## Begin RECORDED INFORMATION

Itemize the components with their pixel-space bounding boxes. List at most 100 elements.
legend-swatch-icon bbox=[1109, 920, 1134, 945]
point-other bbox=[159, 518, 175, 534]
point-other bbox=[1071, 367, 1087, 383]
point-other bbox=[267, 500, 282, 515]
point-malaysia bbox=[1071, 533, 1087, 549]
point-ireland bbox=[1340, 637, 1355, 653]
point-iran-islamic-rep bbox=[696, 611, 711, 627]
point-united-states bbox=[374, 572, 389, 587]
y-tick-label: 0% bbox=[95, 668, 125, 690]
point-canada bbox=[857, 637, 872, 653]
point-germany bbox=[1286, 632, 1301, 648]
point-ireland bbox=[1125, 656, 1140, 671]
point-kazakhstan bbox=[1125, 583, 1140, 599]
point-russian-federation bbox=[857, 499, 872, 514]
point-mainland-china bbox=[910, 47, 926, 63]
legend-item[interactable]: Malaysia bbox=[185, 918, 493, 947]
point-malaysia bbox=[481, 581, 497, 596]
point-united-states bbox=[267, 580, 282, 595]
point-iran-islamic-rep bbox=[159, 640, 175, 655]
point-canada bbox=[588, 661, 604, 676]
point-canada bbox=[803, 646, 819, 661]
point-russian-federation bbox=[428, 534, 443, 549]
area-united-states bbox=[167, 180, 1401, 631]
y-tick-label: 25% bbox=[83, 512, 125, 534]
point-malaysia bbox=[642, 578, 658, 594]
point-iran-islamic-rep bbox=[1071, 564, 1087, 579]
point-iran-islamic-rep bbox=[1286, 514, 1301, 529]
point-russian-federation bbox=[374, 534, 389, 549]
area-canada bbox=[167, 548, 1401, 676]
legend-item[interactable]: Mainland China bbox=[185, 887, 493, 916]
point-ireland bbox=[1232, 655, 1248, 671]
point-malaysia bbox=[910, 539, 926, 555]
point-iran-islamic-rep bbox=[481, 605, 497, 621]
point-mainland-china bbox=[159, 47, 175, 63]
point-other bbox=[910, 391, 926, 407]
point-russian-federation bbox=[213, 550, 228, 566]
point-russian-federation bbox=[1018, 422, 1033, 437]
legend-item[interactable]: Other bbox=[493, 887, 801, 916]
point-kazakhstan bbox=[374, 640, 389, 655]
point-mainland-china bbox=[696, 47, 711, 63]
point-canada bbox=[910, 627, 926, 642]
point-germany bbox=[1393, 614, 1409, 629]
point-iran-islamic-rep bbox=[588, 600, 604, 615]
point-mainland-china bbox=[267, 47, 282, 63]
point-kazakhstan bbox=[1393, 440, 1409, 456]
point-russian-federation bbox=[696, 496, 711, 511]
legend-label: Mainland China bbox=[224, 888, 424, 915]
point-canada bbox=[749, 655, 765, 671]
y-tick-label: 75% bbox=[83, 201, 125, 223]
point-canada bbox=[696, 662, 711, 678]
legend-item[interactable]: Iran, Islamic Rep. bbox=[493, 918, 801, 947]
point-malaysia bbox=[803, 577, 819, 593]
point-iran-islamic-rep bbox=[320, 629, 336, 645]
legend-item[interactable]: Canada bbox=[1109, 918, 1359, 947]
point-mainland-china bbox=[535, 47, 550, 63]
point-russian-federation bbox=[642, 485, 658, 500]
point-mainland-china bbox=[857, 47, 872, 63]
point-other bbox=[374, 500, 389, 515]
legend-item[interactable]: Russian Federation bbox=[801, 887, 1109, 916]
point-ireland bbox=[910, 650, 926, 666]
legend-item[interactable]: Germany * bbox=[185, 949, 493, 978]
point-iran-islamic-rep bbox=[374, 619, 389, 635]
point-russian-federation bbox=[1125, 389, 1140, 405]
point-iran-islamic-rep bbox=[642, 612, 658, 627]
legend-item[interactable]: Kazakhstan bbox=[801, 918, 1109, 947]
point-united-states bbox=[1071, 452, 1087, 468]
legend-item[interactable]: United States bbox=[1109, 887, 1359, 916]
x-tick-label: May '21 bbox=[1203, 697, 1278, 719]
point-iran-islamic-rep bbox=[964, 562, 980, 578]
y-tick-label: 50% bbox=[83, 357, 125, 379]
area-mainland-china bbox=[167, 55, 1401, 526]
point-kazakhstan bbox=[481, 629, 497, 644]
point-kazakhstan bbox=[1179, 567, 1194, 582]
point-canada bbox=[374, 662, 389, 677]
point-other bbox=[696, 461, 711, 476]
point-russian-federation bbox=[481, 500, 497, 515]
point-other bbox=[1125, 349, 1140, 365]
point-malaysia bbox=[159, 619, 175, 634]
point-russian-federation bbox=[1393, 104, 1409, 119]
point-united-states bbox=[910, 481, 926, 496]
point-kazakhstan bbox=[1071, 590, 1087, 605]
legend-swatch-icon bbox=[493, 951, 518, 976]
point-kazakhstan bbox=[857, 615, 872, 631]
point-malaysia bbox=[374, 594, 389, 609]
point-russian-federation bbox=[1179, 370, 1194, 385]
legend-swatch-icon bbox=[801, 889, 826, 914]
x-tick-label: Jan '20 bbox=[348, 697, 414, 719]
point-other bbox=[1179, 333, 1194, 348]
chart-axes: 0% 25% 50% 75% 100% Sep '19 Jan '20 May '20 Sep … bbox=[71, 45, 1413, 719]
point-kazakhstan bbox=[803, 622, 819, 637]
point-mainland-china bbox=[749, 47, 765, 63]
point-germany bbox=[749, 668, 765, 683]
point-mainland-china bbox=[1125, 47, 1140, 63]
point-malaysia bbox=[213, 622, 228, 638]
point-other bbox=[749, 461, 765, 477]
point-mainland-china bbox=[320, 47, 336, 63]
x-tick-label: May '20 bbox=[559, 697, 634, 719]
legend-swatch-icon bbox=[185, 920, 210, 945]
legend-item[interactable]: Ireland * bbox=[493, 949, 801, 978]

## End RECORDED INFORMATION

YOUR INSTRUCTIONS:
Reproduce the items above with every occurrence of "legend-swatch-icon" replaced by "legend-marker", leaving everything else unchanged.

RESULT OF THIS EXERCISE:
Itemize the components with their pixel-space bounding boxes. List at most 100 elements.
legend-marker bbox=[1109, 920, 1134, 945]
point-other bbox=[159, 518, 175, 534]
point-other bbox=[1071, 367, 1087, 383]
point-other bbox=[267, 500, 282, 515]
point-malaysia bbox=[1071, 533, 1087, 549]
point-ireland bbox=[1340, 637, 1355, 653]
point-iran-islamic-rep bbox=[696, 611, 711, 627]
point-united-states bbox=[374, 572, 389, 587]
y-tick-label: 0% bbox=[95, 668, 125, 690]
point-canada bbox=[857, 637, 872, 653]
point-germany bbox=[1286, 632, 1301, 648]
point-ireland bbox=[1125, 656, 1140, 671]
point-kazakhstan bbox=[1125, 583, 1140, 599]
point-russian-federation bbox=[857, 499, 872, 514]
point-mainland-china bbox=[910, 47, 926, 63]
legend-item[interactable]: Malaysia bbox=[185, 918, 493, 947]
point-malaysia bbox=[481, 581, 497, 596]
point-united-states bbox=[267, 580, 282, 595]
point-iran-islamic-rep bbox=[159, 640, 175, 655]
point-canada bbox=[588, 661, 604, 676]
point-canada bbox=[803, 646, 819, 661]
point-russian-federation bbox=[428, 534, 443, 549]
area-united-states bbox=[167, 180, 1401, 631]
y-tick-label: 25% bbox=[83, 512, 125, 534]
point-malaysia bbox=[642, 578, 658, 594]
point-iran-islamic-rep bbox=[1071, 564, 1087, 579]
point-iran-islamic-rep bbox=[1286, 514, 1301, 529]
point-russian-federation bbox=[374, 534, 389, 549]
area-canada bbox=[167, 548, 1401, 676]
legend-item[interactable]: Mainland China bbox=[185, 887, 493, 916]
point-ireland bbox=[1232, 655, 1248, 671]
point-malaysia bbox=[910, 539, 926, 555]
point-iran-islamic-rep bbox=[481, 605, 497, 621]
point-mainland-china bbox=[159, 47, 175, 63]
point-other bbox=[910, 391, 926, 407]
point-russian-federation bbox=[213, 550, 228, 566]
point-russian-federation bbox=[1018, 422, 1033, 437]
legend-item[interactable]: Other bbox=[493, 887, 801, 916]
point-kazakhstan bbox=[374, 640, 389, 655]
point-mainland-china bbox=[696, 47, 711, 63]
point-canada bbox=[910, 627, 926, 642]
point-germany bbox=[1393, 614, 1409, 629]
point-iran-islamic-rep bbox=[588, 600, 604, 615]
point-mainland-china bbox=[267, 47, 282, 63]
point-kazakhstan bbox=[1393, 440, 1409, 456]
point-russian-federation bbox=[696, 496, 711, 511]
legend-label: Mainland China bbox=[224, 888, 424, 915]
point-canada bbox=[749, 655, 765, 671]
y-tick-label: 75% bbox=[83, 201, 125, 223]
point-canada bbox=[696, 662, 711, 678]
legend-item[interactable]: Iran, Islamic Rep. bbox=[493, 918, 801, 947]
point-malaysia bbox=[803, 577, 819, 593]
point-iran-islamic-rep bbox=[320, 629, 336, 645]
legend-item[interactable]: Canada bbox=[1109, 918, 1359, 947]
point-mainland-china bbox=[535, 47, 550, 63]
point-russian-federation bbox=[642, 485, 658, 500]
point-mainland-china bbox=[857, 47, 872, 63]
point-other bbox=[374, 500, 389, 515]
legend-item[interactable]: Russian Federation bbox=[801, 887, 1109, 916]
point-ireland bbox=[910, 650, 926, 666]
legend-item[interactable]: Germany * bbox=[185, 949, 493, 978]
point-iran-islamic-rep bbox=[374, 619, 389, 635]
point-russian-federation bbox=[1125, 389, 1140, 405]
point-iran-islamic-rep bbox=[642, 612, 658, 627]
legend-item[interactable]: Kazakhstan bbox=[801, 918, 1109, 947]
point-united-states bbox=[1071, 452, 1087, 468]
legend-item[interactable]: United States bbox=[1109, 887, 1359, 916]
x-tick-label: May '21 bbox=[1203, 697, 1278, 719]
point-iran-islamic-rep bbox=[964, 562, 980, 578]
y-tick-label: 50% bbox=[83, 357, 125, 379]
area-mainland-china bbox=[167, 55, 1401, 526]
point-kazakhstan bbox=[481, 629, 497, 644]
point-kazakhstan bbox=[1179, 567, 1194, 582]
point-canada bbox=[374, 662, 389, 677]
point-other bbox=[696, 461, 711, 476]
point-russian-federation bbox=[481, 500, 497, 515]
point-other bbox=[1125, 349, 1140, 365]
point-malaysia bbox=[159, 619, 175, 634]
point-russian-federation bbox=[1393, 104, 1409, 119]
point-united-states bbox=[910, 481, 926, 496]
point-kazakhstan bbox=[1071, 590, 1087, 605]
legend-marker bbox=[493, 951, 518, 976]
point-kazakhstan bbox=[857, 615, 872, 631]
point-malaysia bbox=[374, 594, 389, 609]
point-russian-federation bbox=[1179, 370, 1194, 385]
legend-marker bbox=[801, 889, 826, 914]
x-tick-label: Jan '20 bbox=[348, 697, 414, 719]
point-other bbox=[1179, 333, 1194, 348]
chart-axes: 0% 25% 50% 75% 100% Sep '19 Jan '20 May '20 Sep … bbox=[71, 45, 1413, 719]
point-kazakhstan bbox=[803, 622, 819, 637]
point-mainland-china bbox=[749, 47, 765, 63]
point-germany bbox=[749, 668, 765, 683]
point-mainland-china bbox=[1125, 47, 1140, 63]
point-malaysia bbox=[213, 622, 228, 638]
point-other bbox=[749, 461, 765, 477]
point-mainland-china bbox=[320, 47, 336, 63]
x-tick-label: May '20 bbox=[559, 697, 634, 719]
legend-marker bbox=[185, 920, 210, 945]
legend-item[interactable]: Ireland * bbox=[493, 949, 801, 978]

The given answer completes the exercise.